- [Texto propuesto]:
===

A principios del siglo XX Giovanni Papini recomendaba abrir en la universidad cátedras de ignorética, la ciencia de todo lo que no sabemos. Si hubiésemos seguido su consejo, el estudio de la Ucronía estaría ahora mucho más avanzado.
Es una tarea pendiente. Apenas se utiliza siquiera esa palabra. Los especialistas en ciencia ficción la usan de vez en cuando, los historiadores casi nunca y, aunque aparecía en el Grand Larousse del siglo XIX, las ediciones actuales la han suprimido. La acuñó en 1876 el filósofo francés Charles Renouvier, basándose en el modelo de la Utopía a la cual, trescientos sesenta años antes, el canciller de Inglaterra Tomás Moro dio un nombre que iba a tener mayor fortuna. A la utopía, del griego ou-topos: que no está en ningún lugar, le corresponde la Ucronía, ou-cronos: que no está en ningún tiempo. A un espacio y, en consecuencia, a una ciudad, a leyes, a costumbres que solo existen en la mente de legistas y urbanistas insatisfechos se superpone un tiempo igualmente regido por el capricho y, en consecuencia, una historia. Sin embargo, el prefijo privativo es fuente de confusión y la analogía entre ambos enfoques resulta menos evidente de lo que parece.

===

- [Registros almacenados]:
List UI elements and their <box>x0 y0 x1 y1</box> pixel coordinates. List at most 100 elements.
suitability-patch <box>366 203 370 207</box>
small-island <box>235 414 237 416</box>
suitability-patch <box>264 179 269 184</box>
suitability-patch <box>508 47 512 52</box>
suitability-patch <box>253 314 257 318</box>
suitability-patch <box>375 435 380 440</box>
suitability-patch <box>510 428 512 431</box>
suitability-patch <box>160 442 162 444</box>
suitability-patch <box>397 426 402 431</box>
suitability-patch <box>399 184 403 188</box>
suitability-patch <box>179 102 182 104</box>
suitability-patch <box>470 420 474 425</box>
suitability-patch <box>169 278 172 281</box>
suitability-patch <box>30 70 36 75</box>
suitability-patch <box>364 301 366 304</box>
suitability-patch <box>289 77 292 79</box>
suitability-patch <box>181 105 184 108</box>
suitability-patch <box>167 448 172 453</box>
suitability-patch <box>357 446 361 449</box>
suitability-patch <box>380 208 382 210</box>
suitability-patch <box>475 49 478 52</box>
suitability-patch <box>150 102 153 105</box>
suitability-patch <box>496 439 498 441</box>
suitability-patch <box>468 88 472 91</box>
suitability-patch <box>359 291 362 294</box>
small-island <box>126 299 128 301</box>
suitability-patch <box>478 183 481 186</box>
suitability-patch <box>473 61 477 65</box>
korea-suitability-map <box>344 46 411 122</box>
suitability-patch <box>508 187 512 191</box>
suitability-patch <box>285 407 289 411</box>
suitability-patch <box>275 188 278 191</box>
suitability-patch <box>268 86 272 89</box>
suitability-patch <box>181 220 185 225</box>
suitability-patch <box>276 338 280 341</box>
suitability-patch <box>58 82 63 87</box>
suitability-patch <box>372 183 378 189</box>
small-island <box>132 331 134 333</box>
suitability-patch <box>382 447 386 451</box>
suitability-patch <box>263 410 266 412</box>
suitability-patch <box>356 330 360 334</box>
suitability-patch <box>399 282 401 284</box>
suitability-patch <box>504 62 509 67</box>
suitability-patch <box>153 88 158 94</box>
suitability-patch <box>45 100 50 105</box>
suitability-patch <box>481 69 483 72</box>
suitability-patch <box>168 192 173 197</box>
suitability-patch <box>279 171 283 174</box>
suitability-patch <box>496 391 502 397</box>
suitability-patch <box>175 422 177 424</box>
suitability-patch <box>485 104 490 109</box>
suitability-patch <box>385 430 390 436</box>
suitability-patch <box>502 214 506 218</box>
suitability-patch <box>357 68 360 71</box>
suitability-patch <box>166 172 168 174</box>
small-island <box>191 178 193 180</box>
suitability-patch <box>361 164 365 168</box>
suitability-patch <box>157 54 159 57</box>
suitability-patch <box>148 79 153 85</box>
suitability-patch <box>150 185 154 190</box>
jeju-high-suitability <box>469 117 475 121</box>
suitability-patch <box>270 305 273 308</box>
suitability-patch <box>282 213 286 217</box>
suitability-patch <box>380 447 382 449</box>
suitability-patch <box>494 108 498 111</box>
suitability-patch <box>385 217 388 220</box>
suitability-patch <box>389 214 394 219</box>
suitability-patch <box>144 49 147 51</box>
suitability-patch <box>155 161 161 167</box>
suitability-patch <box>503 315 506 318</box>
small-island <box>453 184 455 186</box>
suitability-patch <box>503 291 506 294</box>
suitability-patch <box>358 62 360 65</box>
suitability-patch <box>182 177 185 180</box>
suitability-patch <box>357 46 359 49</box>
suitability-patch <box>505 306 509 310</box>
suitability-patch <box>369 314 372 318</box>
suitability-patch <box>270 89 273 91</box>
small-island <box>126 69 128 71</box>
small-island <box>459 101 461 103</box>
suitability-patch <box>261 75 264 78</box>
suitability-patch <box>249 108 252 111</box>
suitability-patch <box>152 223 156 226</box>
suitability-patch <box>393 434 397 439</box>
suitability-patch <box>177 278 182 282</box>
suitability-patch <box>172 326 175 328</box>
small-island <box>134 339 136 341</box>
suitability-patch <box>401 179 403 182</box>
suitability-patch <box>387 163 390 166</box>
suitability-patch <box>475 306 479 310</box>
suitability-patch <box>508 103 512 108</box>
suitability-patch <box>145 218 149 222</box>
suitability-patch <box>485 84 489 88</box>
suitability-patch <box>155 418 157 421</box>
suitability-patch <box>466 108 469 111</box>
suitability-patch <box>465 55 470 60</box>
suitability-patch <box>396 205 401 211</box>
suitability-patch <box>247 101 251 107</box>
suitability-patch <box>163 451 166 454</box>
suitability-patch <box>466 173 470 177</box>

===

- [Consignas de trabajo]:
(a) Responde a estas preguntas sobre el texto acerca de la ucronía:
(i) ¿Qué recomendaba abrir Giovanni Papini en la universidad a principios del siglo XX?
(ii) ¿En qué año acuñó Charles Renouvier la palabra Ucronía?
(iii) ¿Qué significa ou-cronos según el texto?
(b) Transcribe sin cambios el fragmento del texto sobre la ucronía que empieza con las palabras que contienen "A principios del" y termina con "mucho más avanzado.".
(c) Reescribe en forma de lista el párrafo del texto sobre la ucronía que empieza con "Es una tarea pendiente", conservando sus datos principales.

- [Conjunto de soluciones]:
(a)
(i) Cátedras de ignorética, la ciencia de todo lo que no sabemos.
(ii) En 1876.
(iii) Que no está en ningún tiempo.

(b)
A principios del siglo XX Giovanni Papini recomendaba abrir en la universidad cátedras de ignorética, la ciencia de todo lo que no sabemos. Si hubiésemos seguido su consejo, el estudio de la Ucronía estaría ahora mucho más avanzado.

(c)
- El estudio de la Ucronía es una tarea pendiente, y la palabra apenas se usa. Los especialistas en ciencia ficción la emplean a veces, y los historiadores casi nunca. Figuraba en el Grand Larousse del siglo XIX, pero las ediciones actuales la han suprimido.
- La acuñó en 1876 el filósofo francés Charles Renouvier. Tomó como modelo la Utopía, nombre que le dio trescientos sesenta años antes Tomás Moro, canciller de Inglaterra.
- Utopía viene del griego ou-topos y significa "que no está en ningún lugar". Ucronía viene de ou-cronos y significa "que no está en ningún tiempo".
- Sobre un espacio imaginario, con su ciudad, sus leyes y sus costumbres, se superpone un tiempo igualmente regido por el capricho y, en consecuencia, una historia.
- El prefijo privativo es fuente de confusión, y la analogía entre ambos enfoques es menos evidente de lo que parece.